INPUT:
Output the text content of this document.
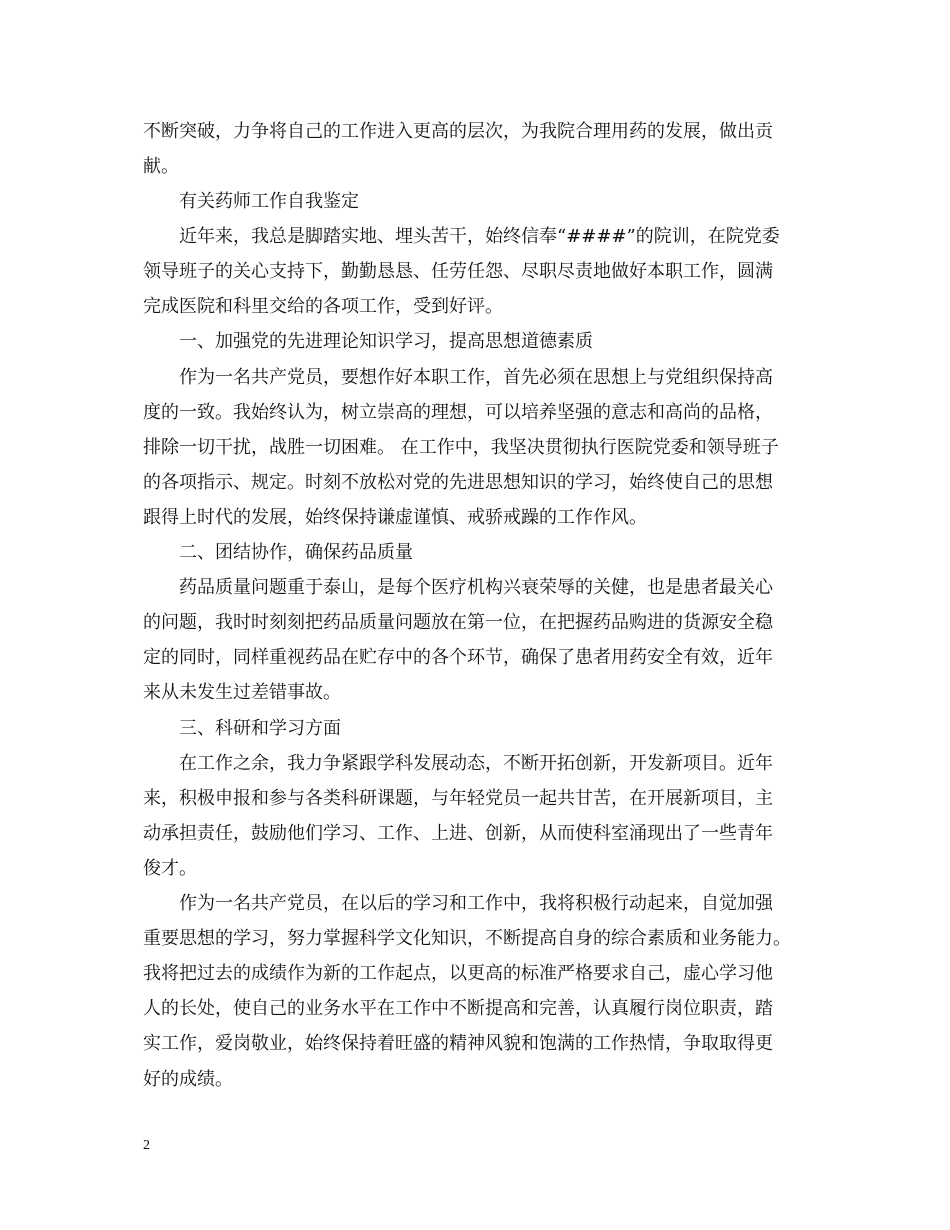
不断突破，力争将自己的工作进入更高的层次，为我院合理用药的发展，做出贡
献。
有关药师工作自我鉴定
近年来，我总是脚踏实地、埋头苦干，始终信奉“####”的院训，在院党委
领导班子的关心支持下，勤勤恳恳、任劳任怨、尽职尽责地做好本职工作，圆满
完成医院和科里交给的各项工作，受到好评。
一、加强党的先进理论知识学习，提高思想道德素质
作为一名共产党员，要想作好本职工作，首先必须在思想上与党组织保持高
度的一致。我始终认为，树立崇高的理想，可以培养坚强的意志和高尚的品格，
排除一切干扰，战胜一切困难。 在工作中，我坚决贯彻执行医院党委和领导班子
的各项指示、规定。时刻不放松对党的先进思想知识的学习，始终使自己的思想
跟得上时代的发展，始终保持谦虚谨慎、戒骄戒躁的工作作风。
二、团结协作，确保药品质量
药品质量问题重于泰山，是每个医疗机构兴衰荣辱的关健，也是患者最关心
的问题，我时时刻刻把药品质量问题放在第一位，在把握药品购进的货源安全稳
定的同时，同样重视药品在贮存中的各个环节，确保了患者用药安全有效，近年
来从未发生过差错事故。
三、科研和学习方面
在工作之余，我力争紧跟学科发展动态，不断开拓创新，开发新项目。近年
来，积极申报和参与各类科研课题，与年轻党员一起共甘苦，在开展新项目，主
动承担责任，鼓励他们学习、工作、上进、创新，从而使科室涌现出了一些青年
俊才。
作为一名共产党员，在以后的学习和工作中，我将积极行动起来，自觉加强
重要思想的学习，努力掌握科学文化知识，不断提高自身的综合素质和业务能力。
我将把过去的成绩作为新的工作起点，以更高的标准严格要求自己，虚心学习他
人的长处，使自己的业务水平在工作中不断提高和完善，认真履行岗位职责，踏
实工作，爱岗敬业，始终保持着旺盛的精神风貌和饱满的工作热情，争取取得更
好的成绩。
2
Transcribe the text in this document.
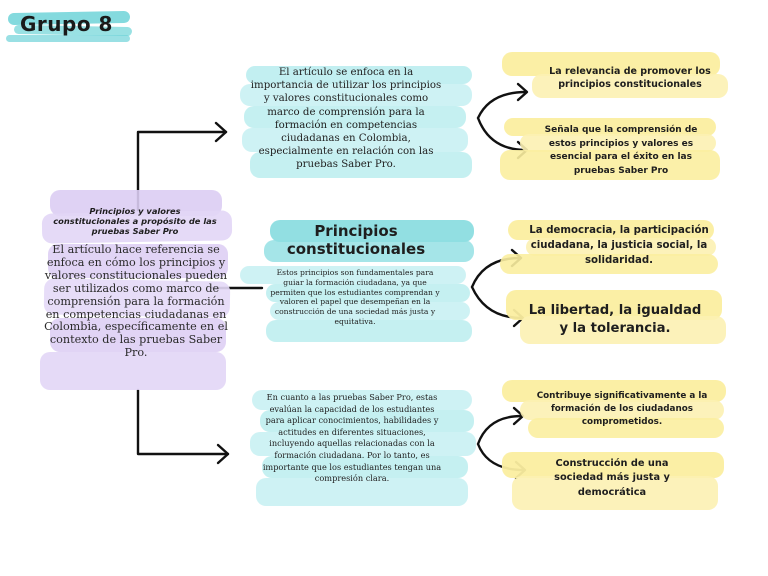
Grupo 8
Principios y valores constitucionales a propósito de las pruebas Saber Pro
El artículo hace referencia se enfoca en cómo los principios y valores constitucionales pueden ser utilizados como marco de comprensión para la formación en competencias ciudadanas en Colombia, específicamente en el contexto de las pruebas Saber Pro.
El artículo se enfoca en la importancia de utilizar los principios y valores constitucionales como marco de comprensión para la formación en competencias ciudadanas en Colombia, especialmente en relación con las pruebas Saber Pro.
Principios constitucionales
Estos principios son fundamentales para guiar la formación ciudadana, ya que permiten que los estudiantes comprendan y valoren el papel que desempeñan en la construcción de una sociedad más justa y equitativa.
En cuanto a las pruebas Saber Pro, estas evalúan la capacidad de los estudiantes para aplicar conocimientos, habilidades y actitudes en diferentes situaciones, incluyendo aquellas relacionadas con la formación ciudadana. Por lo tanto, es importante que los estudiantes tengan una compresión clara.
La relevancia de promover los principios constitucionales
Señala que la comprensión de estos principios y valores es esencial para el éxito en las pruebas Saber Pro
La democracia, la participación ciudadana, la justicia social, la solidaridad.
La libertad, la igualdad y la tolerancia.
Contribuye significativamente a la formación de los ciudadanos comprometidos.
Construcción de una sociedad más justa y democrática
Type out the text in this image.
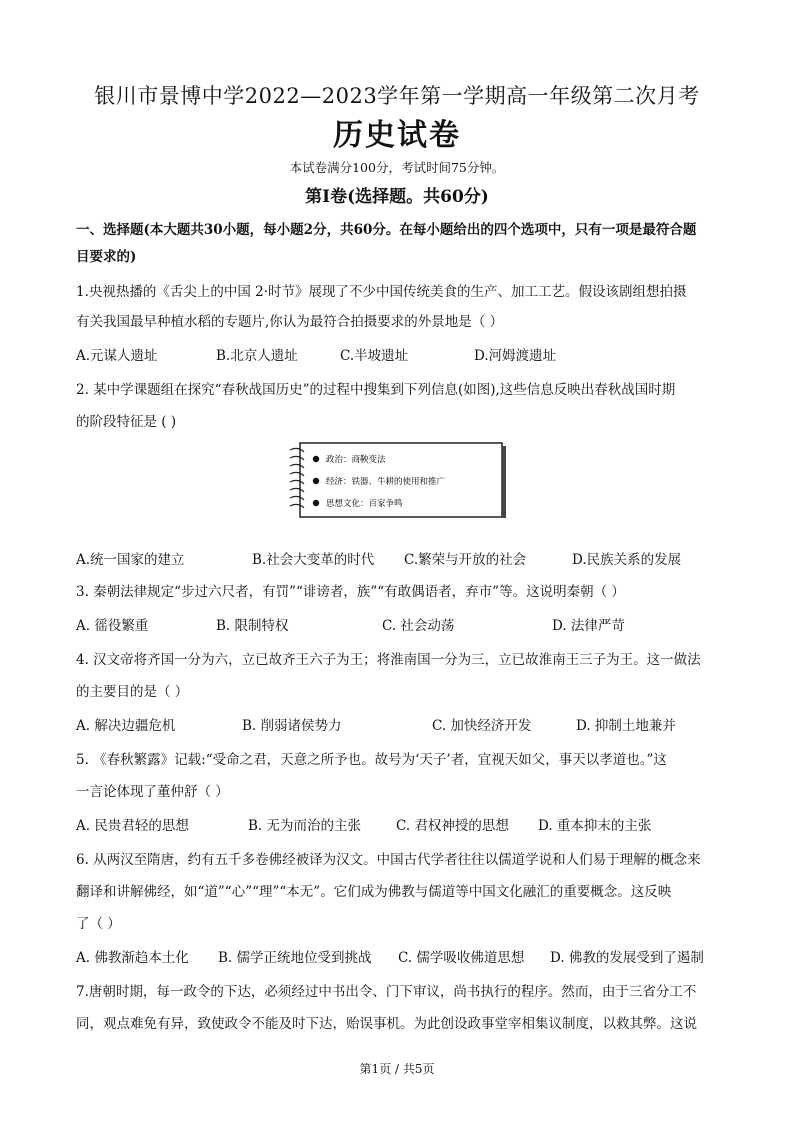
银川市景博中学2022—2023学年第一学期高一年级第二次月考
历史试卷
本试卷满分100分，考试时间75分钟。
第Ⅰ卷(选择题。共60分)
一、选择题(本大题共30小题，每小题2分，共60分。在每小题给出的四个选项中，只有一项是最符合题
目要求的)
1.央视热播的《舌尖上的中国 2·时节》展现了不少中国传统美食的生产、加工工艺。假设该剧组想拍摄
有关我国最早种植水稻的专题片,你认为最符合拍摄要求的外景地是（ ）
A.元谋人遗址	B.北京人遗址	C.半坡遗址	D.河姆渡遗址
2. 某中学课题组在探究“春秋战国历史”的过程中搜集到下列信息(如图),这些信息反映出春秋战国时期
的阶段特征是 ( )
政治：商鞅变法
经济：铁器、牛耕的使用和推广
思想文化：百家争鸣
A.统一国家的建立	B.社会大变革的时代 C.繁荣与开放的社会	D.民族关系的发展
3. 秦朝法律规定“步过六尺者，有罚”“诽谤者，族”“有敢偶语者，弃市”等。这说明秦朝（ ）
A. 徭役繁重	B. 限制特权	C. 社会动荡	D. 法律严苛
4. 汉文帝将齐国一分为六，立已故齐王六子为王；将淮南国一分为三，立已故淮南王三子为王。这一做法
的主要目的是（ ）
A. 解决边疆危机	B. 削弱诸侯势力	C. 加快经济开发	D. 抑制土地兼并
5. 《春秋繁露》记载:“受命之君，天意之所予也。故号为‘天子’者，宜视天如父，事天以孝道也。”这
一言论体现了董仲舒（ ）
A. 民贵君轻的思想	B. 无为而治的主张	C. 君权神授的思想 D. 重本抑末的主张
6. 从两汉至隋唐，约有五千多卷佛经被译为汉文。中国古代学者往往以儒道学说和人们易于理解的概念来
翻译和讲解佛经，如“道”“心”“理”“本无”。它们成为佛教与儒道等中国文化融汇的重要概念。这反映
了（ ）
A. 佛教渐趋本土化 B. 儒学正统地位受到挑战 C. 儒学吸收佛道思想 D. 佛教的发展受到了遏制
7.唐朝时期，每一政令的下达，必须经过中书出令、门下审议，尚书执行的程序。然而，由于三省分工不
同，观点难免有异，致使政令不能及时下达，贻误事机。为此创设政事堂宰相集议制度，以救其弊。这说
第1页 / 共5页
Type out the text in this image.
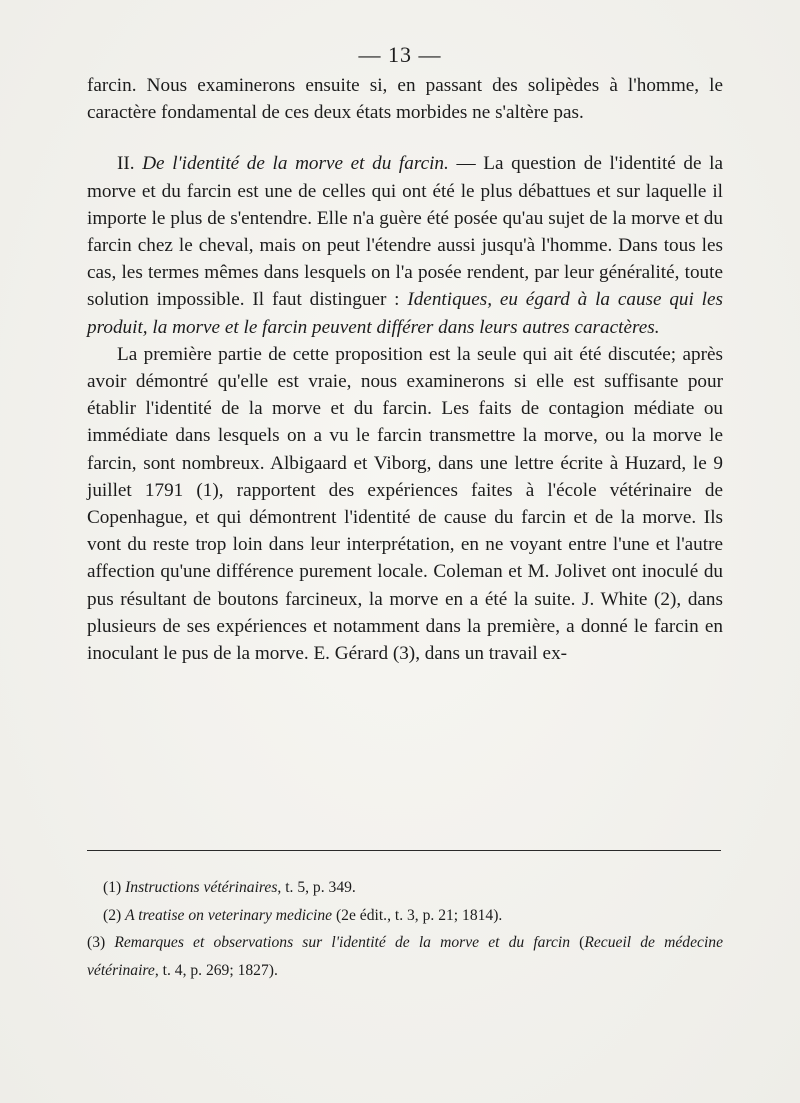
— 13 —

farcin. Nous examinerons ensuite si, en passant des solipèdes à l'homme, le caractère fondamental de ces deux états morbides ne s'altère pas.

II. De l'identité de la morve et du farcin. — La question de l'identité de la morve et du farcin est une de celles qui ont été le plus débattues et sur laquelle il importe le plus de s'entendre. Elle n'a guère été posée qu'au sujet de la morve et du farcin chez le cheval, mais on peut l'étendre aussi jusqu'à l'homme. Dans tous les cas, les termes mêmes dans lesquels on l'a posée rendent, par leur généralité, toute solution impossible. Il faut distinguer : Identiques, eu égard à la cause qui les produit, la morve et le farcin peuvent différer dans leurs autres caractères.

La première partie de cette proposition est la seule qui ait été discutée; après avoir démontré qu'elle est vraie, nous examinerons si elle est suffisante pour établir l'identité de la morve et du farcin. Les faits de contagion médiate ou immédiate dans lesquels on a vu le farcin transmettre la morve, ou la morve le farcin, sont nombreux. Albigaard et Viborg, dans une lettre écrite à Huzard, le 9 juillet 1791 (1), rapportent des expériences faites à l'école vétérinaire de Copenhague, et qui démontrent l'identité de cause du farcin et de la morve. Ils vont du reste trop loin dans leur interprétation, en ne voyant entre l'une et l'autre affection qu'une différence purement locale. Coleman et M. Jolivet ont inoculé du pus résultant de boutons farcineux, la morve en a été la suite. J. White (2), dans plusieurs de ses expériences et notamment dans la première, a donné le farcin en inoculant le pus de la morve. E. Gérard (3), dans un travail ex-

(1) Instructions vétérinaires, t. 5, p. 349.

(2) A treatise on veterinary medicine (2e édit., t. 3, p. 21; 1814).

(3) Remarques et observations sur l'identité de la morve et du farcin (Recueil de médecine vétérinaire, t. 4, p. 269; 1827).
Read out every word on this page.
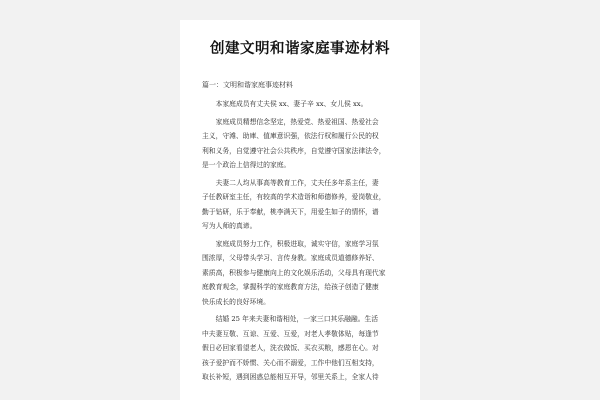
创建文明和谐家庭事迹材料
篇一：文明和谐家庭事迹材料
本家庭成员有丈夫侯 xx、妻子辛 xx、女儿侯 xx。
家庭成员精想信念坚定，热爱党、热爱祖国、热爱社会
主义，守滩、助庫、值庫意识强，依法行权和履行公民的权
利和义务，自觉遵守社会公共秩序，自觉遵守国家法律法令，
是一个政治上信得过的家庭。
夫妻二人均从事高等教育工作，丈夫任多年系主任，妻
子任教研室主任，有较高的学术造诣和师德修养，爱岗敬业，
勤于钻研，乐于奉献，桃李满天下，用爱生如子的情怀，谱
写为人师的真谛。
家庭成员努力工作，积极进取，诚实守信，家庭学习氛
围浓厚，父母带头学习、言传身教。家庭成员道德修养好、
素质高，积极参与健康向上的文化娱乐活动，父母具有现代家
庭教育观念，掌握科学的家庭教育方法，给孩子创造了健康
快乐成长的良好环境。
结婚 25 年来夫妻和谐相处，一家三口其乐融融。生活
中夫妻互敬、互谅、互爱、互爱，对老人孝敬体贴，每逢节
假日必回家看望老人，洗衣做饭、买衣买粮，感恩在心。对
孩子爱护而不娇惯、关心而不溺爱，工作中他们互相支持，
取长补短，遇到困惑总能相互开导，邻里关系上，全家人待
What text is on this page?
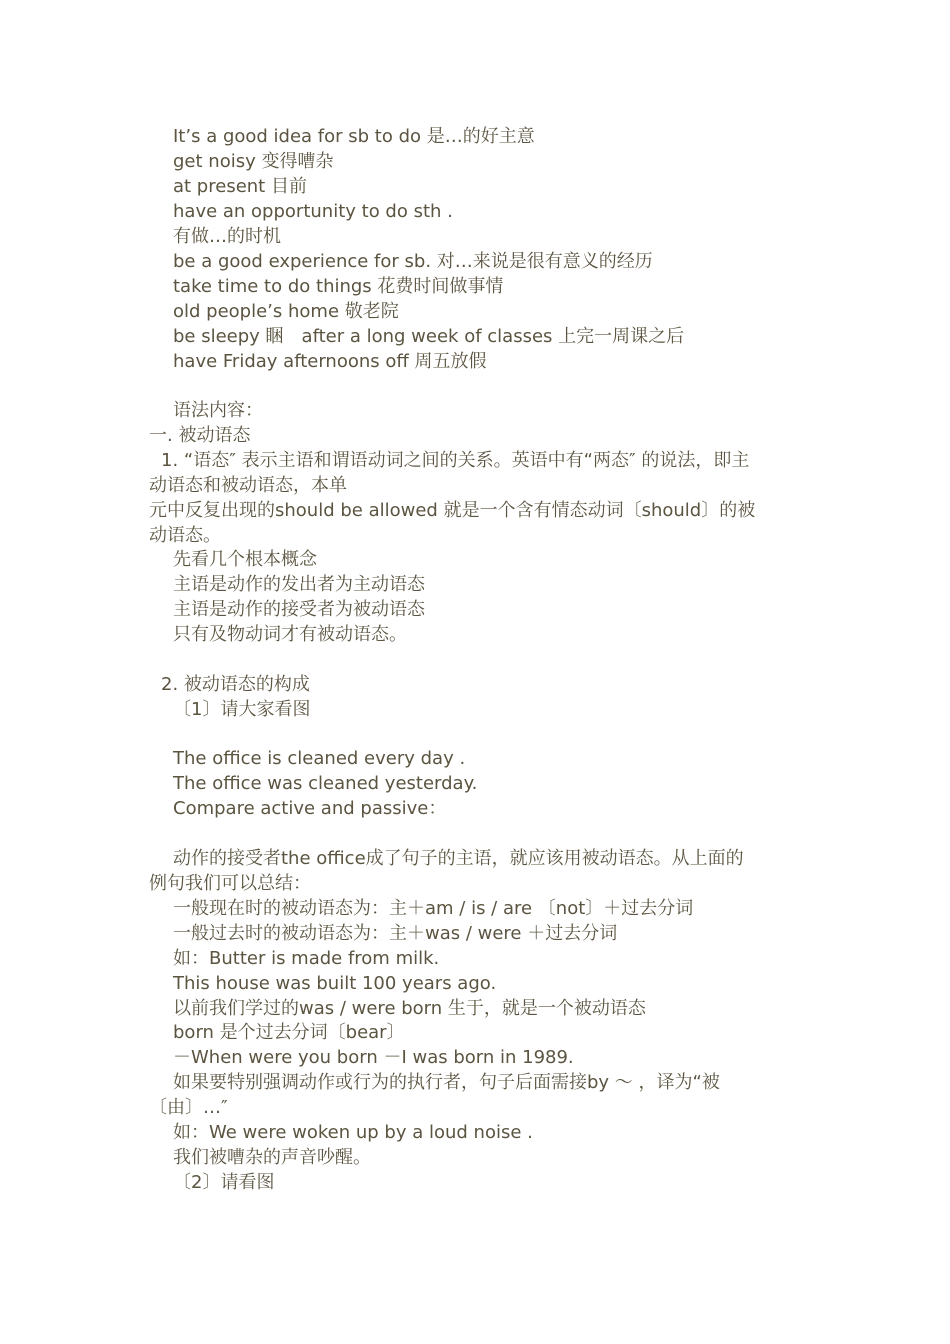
It’s a good idea for sb to do 是…的好主意
get noisy 变得嘈杂
at present 目前
have an opportunity to do sth .
有做…的时机
be a good experience for sb. 对…来说是很有意义的经历
take time to do things 花费时间做事情
old people’s home 敬老院
be sleepy 睏　after a long week of classes 上完一周课之后
have Friday afternoons off 周五放假
语法内容：
一. 被动语态
1. “语态″ 表示主语和谓语动词之间的关系。英语中有“两态″ 的说法，即主
动语态和被动语态，本单
元中反复出现的should be allowed 就是一个含有情态动词〔should〕的被
动语态。
先看几个根本概念
主语是动作的发出者为主动语态
主语是动作的接受者为被动语态
只有及物动词才有被动语态。
2. 被动语态的构成
〔1〕请大家看图
The office is cleaned every day .
The office was cleaned yesterday.
Compare active and passive：
动作的接受者the office成了句子的主语，就应该用被动语态。从上面的
例句我们可以总结：
一般现在时的被动语态为：主＋am / is / are 〔not〕＋过去分词
一般过去时的被动语态为：主＋was / were ＋过去分词
如：Butter is made from milk.
This house was built 100 years ago.
以前我们学过的was / were born 生于，就是一个被动语态
born 是个过去分词〔bear〕
－When were you born －I was born in 1989.
如果要特别强调动作或行为的执行者，句子后面需接by ～ ，译为“被
〔由〕…″
如：We were woken up by a loud noise .
我们被嘈杂的声音吵醒。
〔2〕请看图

AIM OF THE EXERCISE:
Select every line where the word "have" occurs.

ANSWER IN FULL:
have an opportunity to do sth .
have Friday afternoons off 周五放假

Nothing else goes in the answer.